[Dataset items]
BEGIN

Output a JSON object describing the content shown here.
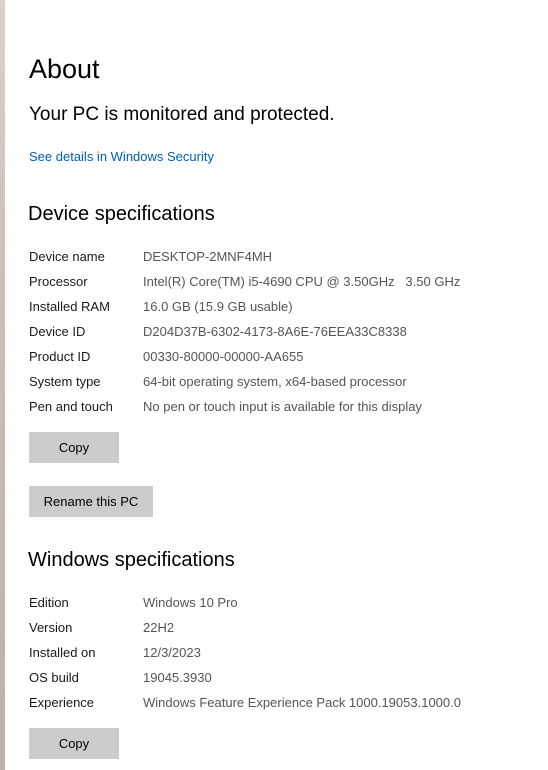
{
  "page": {
    "title": "About",
    "protection_status": "Your PC is monitored and protected.",
    "security_link": "See details in Windows Security"
  },
  "device_specs": {
    "title": "Device specifications",
    "rows": [
      {
        "label": "Device name",
        "value": "DESKTOP-2MNF4MH"
      },
      {
        "label": "Processor",
        "value": "Intel(R) Core(TM) i5-4690 CPU @ 3.50GHz   3.50 GHz"
      },
      {
        "label": "Installed RAM",
        "value": "16.0 GB (15.9 GB usable)"
      },
      {
        "label": "Device ID",
        "value": "D204D37B-6302-4173-8A6E-76EEA33C8338"
      },
      {
        "label": "Product ID",
        "value": "00330-80000-00000-AA655"
      },
      {
        "label": "System type",
        "value": "64-bit operating system, x64-based processor"
      },
      {
        "label": "Pen and touch",
        "value": "No pen or touch input is available for this display"
      }
    ],
    "copy_label": "Copy",
    "rename_label": "Rename this PC"
  },
  "windows_specs": {
    "title": "Windows specifications",
    "rows": [
      {
        "label": "Edition",
        "value": "Windows 10 Pro"
      },
      {
        "label": "Version",
        "value": "22H2"
      },
      {
        "label": "Installed on",
        "value": "12/3/2023"
      },
      {
        "label": "OS build",
        "value": "19045.3930"
      },
      {
        "label": "Experience",
        "value": "Windows Feature Experience Pack 1000.19053.1000.0"
      }
    ],
    "copy_label": "Copy"
  }
}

END

### EXERCISE PROMPT
Reproduce all of the material above word for word. Omit the pictures.

### IN RESPONSE
Output a JSON object describing the content shown here.
{
  "page": {
    "title": "About",
    "protection_status": "Your PC is monitored and protected.",
    "security_link": "See details in Windows Security"
  },
  "device_specs": {
    "title": "Device specifications",
    "rows": [
      {
        "label": "Device name",
        "value": "DESKTOP-2MNF4MH"
      },
      {
        "label": "Processor",
        "value": "Intel(R) Core(TM) i5-4690 CPU @ 3.50GHz   3.50 GHz"
      },
      {
        "label": "Installed RAM",
        "value": "16.0 GB (15.9 GB usable)"
      },
      {
        "label": "Device ID",
        "value": "D204D37B-6302-4173-8A6E-76EEA33C8338"
      },
      {
        "label": "Product ID",
        "value": "00330-80000-00000-AA655"
      },
      {
        "label": "System type",
        "value": "64-bit operating system, x64-based processor"
      },
      {
        "label": "Pen and touch",
        "value": "No pen or touch input is available for this display"
      }
    ],
    "copy_label": "Copy",
    "rename_label": "Rename this PC"
  },
  "windows_specs": {
    "title": "Windows specifications",
    "rows": [
      {
        "label": "Edition",
        "value": "Windows 10 Pro"
      },
      {
        "label": "Version",
        "value": "22H2"
      },
      {
        "label": "Installed on",
        "value": "12/3/2023"
      },
      {
        "label": "OS build",
        "value": "19045.3930"
      },
      {
        "label": "Experience",
        "value": "Windows Feature Experience Pack 1000.19053.1000.0"
      }
    ],
    "copy_label": "Copy"
  }
}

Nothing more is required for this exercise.